YOUR GOAL> Return a copy of every line in the records that includes the word "Fried".

RECORDS TO USE>
++++++++++++++++++++

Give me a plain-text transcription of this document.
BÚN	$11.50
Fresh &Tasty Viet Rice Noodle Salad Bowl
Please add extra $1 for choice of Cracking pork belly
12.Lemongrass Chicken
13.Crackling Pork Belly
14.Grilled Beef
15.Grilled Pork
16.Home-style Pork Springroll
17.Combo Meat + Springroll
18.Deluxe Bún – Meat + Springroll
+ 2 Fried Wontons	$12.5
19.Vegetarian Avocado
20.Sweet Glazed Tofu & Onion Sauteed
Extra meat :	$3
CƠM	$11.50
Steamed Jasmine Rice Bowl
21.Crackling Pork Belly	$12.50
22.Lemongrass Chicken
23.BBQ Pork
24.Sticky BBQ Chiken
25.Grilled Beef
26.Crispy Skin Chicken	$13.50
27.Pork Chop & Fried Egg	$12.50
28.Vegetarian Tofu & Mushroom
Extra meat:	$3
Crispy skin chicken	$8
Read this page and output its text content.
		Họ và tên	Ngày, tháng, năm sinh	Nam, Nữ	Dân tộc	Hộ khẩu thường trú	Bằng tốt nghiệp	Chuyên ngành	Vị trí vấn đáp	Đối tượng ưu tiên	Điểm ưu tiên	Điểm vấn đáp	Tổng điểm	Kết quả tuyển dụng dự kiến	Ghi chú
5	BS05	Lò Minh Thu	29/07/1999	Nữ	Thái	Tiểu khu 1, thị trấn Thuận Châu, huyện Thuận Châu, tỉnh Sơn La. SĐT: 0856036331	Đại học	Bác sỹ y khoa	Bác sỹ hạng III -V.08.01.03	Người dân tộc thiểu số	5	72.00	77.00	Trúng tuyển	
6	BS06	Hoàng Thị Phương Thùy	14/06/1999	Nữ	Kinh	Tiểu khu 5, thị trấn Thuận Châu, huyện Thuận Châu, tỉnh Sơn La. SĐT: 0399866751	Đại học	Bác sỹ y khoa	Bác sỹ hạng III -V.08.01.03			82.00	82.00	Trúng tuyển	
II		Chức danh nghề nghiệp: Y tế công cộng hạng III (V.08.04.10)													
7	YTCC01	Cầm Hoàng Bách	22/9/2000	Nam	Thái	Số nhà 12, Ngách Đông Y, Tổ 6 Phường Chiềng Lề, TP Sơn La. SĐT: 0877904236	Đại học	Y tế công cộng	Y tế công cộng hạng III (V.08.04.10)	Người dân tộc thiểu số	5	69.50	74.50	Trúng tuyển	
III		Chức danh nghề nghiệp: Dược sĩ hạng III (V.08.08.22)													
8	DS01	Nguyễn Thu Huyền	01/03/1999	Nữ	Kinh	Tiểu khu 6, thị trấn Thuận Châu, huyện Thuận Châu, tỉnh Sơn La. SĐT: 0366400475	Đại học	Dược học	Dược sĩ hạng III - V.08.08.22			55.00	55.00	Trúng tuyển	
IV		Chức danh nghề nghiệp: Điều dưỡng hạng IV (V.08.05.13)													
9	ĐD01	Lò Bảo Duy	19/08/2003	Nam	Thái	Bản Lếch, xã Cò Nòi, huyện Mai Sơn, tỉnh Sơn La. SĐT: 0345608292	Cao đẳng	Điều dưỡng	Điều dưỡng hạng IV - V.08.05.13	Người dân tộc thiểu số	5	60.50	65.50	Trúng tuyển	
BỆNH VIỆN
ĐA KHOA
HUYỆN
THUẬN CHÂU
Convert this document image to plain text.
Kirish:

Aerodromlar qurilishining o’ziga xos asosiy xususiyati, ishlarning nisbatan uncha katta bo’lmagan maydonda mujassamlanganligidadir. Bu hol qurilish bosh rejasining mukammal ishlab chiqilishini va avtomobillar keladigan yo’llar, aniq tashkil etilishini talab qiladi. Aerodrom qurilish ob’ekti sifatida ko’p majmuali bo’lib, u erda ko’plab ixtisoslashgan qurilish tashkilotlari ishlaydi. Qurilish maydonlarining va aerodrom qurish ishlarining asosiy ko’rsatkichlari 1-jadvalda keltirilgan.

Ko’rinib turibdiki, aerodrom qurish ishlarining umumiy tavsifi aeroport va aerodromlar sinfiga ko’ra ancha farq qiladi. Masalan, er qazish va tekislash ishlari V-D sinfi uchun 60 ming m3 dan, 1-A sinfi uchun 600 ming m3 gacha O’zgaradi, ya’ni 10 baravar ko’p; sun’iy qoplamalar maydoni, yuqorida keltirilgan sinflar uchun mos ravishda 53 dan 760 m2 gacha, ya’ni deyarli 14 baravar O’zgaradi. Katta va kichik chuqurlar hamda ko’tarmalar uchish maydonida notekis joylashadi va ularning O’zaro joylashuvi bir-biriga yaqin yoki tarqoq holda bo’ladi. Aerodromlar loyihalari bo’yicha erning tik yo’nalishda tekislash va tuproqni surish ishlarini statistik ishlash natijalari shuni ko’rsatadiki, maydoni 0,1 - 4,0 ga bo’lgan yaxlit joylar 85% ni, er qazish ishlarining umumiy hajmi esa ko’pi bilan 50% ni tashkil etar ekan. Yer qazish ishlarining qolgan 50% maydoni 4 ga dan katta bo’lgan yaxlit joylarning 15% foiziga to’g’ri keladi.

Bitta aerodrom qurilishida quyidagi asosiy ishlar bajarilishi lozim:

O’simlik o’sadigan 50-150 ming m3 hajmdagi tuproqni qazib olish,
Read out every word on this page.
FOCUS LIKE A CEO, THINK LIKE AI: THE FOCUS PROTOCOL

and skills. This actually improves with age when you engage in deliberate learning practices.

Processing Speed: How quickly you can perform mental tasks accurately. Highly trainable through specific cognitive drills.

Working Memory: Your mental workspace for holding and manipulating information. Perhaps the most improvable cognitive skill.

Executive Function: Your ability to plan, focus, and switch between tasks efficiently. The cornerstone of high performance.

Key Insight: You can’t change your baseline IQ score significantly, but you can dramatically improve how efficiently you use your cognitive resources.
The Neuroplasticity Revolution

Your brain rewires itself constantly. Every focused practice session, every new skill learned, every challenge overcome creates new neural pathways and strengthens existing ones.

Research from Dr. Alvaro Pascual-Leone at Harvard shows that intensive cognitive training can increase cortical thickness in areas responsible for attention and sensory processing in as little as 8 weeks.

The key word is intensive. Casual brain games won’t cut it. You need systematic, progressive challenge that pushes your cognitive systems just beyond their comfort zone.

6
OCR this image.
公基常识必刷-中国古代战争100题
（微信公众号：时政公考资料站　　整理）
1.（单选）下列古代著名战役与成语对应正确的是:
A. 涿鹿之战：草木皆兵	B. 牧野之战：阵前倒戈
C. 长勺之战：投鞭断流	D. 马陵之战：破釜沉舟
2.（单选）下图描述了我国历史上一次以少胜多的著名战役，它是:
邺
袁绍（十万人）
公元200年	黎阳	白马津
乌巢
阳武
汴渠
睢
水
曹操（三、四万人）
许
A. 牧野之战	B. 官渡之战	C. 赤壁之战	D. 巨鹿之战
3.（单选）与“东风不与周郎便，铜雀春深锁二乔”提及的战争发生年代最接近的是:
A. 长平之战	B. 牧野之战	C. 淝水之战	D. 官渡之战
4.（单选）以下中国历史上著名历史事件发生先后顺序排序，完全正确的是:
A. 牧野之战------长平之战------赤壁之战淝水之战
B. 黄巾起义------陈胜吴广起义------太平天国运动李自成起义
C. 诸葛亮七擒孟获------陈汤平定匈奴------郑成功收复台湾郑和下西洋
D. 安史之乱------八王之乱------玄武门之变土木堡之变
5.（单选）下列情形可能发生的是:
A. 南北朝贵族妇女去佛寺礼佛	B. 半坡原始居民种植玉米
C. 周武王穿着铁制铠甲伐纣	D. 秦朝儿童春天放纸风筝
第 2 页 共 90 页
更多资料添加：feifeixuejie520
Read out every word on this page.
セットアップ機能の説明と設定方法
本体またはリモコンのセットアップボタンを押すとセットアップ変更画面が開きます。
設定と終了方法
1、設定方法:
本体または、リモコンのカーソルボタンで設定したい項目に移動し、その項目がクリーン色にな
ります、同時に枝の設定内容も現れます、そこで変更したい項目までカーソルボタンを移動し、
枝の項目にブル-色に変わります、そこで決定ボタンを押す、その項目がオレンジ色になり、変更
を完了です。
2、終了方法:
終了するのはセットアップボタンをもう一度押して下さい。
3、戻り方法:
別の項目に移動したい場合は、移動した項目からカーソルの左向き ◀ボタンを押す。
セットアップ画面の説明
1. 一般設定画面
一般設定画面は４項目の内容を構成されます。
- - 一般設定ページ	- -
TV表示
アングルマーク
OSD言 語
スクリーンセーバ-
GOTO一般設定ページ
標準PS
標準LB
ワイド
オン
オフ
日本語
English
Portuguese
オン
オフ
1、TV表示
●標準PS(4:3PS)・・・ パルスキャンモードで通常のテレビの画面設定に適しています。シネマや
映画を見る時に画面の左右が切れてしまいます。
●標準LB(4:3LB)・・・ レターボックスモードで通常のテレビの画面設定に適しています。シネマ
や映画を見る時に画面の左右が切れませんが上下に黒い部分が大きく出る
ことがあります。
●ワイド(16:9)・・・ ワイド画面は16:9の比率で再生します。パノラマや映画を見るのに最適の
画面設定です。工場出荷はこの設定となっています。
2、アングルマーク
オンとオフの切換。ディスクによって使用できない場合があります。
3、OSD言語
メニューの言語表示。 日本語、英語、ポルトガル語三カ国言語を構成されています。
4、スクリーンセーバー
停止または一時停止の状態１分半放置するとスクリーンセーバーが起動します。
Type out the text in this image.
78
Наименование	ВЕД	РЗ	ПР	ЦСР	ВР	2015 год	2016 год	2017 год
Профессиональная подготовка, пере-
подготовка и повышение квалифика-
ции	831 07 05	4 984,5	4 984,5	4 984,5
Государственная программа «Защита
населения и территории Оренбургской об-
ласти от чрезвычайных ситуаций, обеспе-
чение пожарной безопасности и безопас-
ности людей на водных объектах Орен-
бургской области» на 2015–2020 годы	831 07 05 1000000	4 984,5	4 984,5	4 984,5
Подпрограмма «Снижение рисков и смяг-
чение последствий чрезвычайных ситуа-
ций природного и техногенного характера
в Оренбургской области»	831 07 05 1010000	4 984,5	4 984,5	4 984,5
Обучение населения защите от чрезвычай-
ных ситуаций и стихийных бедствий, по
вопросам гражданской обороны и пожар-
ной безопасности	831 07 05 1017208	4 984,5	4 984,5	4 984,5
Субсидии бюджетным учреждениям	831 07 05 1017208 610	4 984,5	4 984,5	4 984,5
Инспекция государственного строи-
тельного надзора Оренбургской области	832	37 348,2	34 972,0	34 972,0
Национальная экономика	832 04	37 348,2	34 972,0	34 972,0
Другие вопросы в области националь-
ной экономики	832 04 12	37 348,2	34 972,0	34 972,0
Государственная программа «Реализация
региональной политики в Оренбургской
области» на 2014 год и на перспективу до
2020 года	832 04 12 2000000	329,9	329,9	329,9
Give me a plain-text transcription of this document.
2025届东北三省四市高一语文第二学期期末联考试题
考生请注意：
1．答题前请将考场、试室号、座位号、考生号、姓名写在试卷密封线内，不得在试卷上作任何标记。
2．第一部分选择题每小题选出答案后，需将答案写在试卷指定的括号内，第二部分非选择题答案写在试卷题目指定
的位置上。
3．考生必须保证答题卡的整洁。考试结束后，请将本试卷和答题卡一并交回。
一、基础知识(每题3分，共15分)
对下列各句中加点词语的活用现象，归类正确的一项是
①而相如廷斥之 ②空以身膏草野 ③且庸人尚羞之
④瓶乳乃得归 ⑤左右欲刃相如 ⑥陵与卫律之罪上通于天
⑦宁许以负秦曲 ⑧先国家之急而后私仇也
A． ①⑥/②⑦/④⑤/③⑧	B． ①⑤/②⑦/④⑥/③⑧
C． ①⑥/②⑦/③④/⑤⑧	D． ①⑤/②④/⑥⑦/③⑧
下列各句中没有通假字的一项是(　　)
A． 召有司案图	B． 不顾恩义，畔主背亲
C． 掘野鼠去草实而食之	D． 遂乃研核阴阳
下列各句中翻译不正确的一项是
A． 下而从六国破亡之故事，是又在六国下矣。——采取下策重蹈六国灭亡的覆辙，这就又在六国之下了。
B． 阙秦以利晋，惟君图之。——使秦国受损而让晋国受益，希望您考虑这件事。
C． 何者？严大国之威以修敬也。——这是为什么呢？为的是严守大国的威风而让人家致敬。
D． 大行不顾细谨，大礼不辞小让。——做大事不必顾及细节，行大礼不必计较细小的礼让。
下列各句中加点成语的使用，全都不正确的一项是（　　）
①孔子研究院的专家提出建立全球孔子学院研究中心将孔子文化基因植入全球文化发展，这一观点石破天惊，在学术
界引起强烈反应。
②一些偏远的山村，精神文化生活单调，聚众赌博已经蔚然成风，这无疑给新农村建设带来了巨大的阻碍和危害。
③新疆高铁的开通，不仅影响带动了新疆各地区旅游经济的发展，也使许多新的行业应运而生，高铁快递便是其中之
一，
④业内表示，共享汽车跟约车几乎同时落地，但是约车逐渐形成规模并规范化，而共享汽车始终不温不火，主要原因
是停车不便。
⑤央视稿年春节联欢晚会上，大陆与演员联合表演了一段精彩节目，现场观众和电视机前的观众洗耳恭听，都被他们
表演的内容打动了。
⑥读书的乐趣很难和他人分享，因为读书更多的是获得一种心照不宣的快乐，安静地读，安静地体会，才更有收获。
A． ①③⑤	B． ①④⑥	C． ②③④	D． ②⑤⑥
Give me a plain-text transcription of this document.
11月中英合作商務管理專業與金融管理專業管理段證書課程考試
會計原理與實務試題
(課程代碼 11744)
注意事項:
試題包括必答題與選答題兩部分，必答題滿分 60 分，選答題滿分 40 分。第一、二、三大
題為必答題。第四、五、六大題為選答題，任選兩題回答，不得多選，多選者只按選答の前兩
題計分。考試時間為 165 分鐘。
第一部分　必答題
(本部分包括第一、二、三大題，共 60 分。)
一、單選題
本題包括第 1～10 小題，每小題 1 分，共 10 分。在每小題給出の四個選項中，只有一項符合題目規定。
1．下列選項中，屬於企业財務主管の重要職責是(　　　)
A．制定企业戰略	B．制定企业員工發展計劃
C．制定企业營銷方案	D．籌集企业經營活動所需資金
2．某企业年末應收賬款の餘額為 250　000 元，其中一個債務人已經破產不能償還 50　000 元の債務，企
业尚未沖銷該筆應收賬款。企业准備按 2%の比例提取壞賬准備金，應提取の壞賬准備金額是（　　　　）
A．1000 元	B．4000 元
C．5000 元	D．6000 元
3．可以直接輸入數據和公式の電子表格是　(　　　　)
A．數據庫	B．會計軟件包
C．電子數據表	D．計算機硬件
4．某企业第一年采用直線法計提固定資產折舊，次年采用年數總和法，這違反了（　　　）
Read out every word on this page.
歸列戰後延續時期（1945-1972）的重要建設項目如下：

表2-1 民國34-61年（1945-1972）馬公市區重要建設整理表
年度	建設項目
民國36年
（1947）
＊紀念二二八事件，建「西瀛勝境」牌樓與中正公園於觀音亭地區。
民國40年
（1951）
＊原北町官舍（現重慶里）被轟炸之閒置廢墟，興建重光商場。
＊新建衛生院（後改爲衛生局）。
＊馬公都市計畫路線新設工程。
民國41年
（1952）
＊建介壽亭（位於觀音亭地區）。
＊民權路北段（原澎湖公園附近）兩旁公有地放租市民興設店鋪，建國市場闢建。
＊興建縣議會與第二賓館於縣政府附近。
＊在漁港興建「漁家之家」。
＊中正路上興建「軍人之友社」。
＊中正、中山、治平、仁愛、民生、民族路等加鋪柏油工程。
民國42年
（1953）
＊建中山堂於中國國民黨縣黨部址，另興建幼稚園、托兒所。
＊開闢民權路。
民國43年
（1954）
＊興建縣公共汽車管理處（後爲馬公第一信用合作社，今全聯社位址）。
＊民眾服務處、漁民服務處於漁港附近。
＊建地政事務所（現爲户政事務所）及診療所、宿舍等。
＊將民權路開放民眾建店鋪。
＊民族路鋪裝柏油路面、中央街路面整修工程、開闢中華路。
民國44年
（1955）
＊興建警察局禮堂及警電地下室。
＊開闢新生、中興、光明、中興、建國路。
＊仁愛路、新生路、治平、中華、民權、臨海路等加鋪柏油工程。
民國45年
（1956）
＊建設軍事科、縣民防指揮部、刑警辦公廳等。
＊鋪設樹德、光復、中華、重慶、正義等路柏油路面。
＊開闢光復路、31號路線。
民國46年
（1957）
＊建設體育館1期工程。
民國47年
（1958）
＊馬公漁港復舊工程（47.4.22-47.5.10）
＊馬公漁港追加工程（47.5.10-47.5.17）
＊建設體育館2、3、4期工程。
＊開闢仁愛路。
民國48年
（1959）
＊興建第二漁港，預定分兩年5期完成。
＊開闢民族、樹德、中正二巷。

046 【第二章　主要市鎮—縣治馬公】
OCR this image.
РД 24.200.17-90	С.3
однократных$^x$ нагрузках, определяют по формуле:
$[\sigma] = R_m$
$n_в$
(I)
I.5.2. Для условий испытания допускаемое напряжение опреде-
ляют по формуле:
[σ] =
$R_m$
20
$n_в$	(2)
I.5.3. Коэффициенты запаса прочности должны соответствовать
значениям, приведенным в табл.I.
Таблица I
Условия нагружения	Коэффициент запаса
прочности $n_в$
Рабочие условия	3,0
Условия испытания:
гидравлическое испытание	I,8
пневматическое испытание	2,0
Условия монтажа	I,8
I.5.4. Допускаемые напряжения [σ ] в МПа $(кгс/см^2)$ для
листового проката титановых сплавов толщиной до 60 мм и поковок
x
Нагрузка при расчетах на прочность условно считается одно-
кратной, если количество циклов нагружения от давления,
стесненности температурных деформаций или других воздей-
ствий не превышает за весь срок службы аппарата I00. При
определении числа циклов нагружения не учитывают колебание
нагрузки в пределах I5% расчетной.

++++++++++++++++++++

RESPONSE BELOW>
+ 2 Fried Wontons	$12.5
27.Pork Chop & Fried Egg	$12.50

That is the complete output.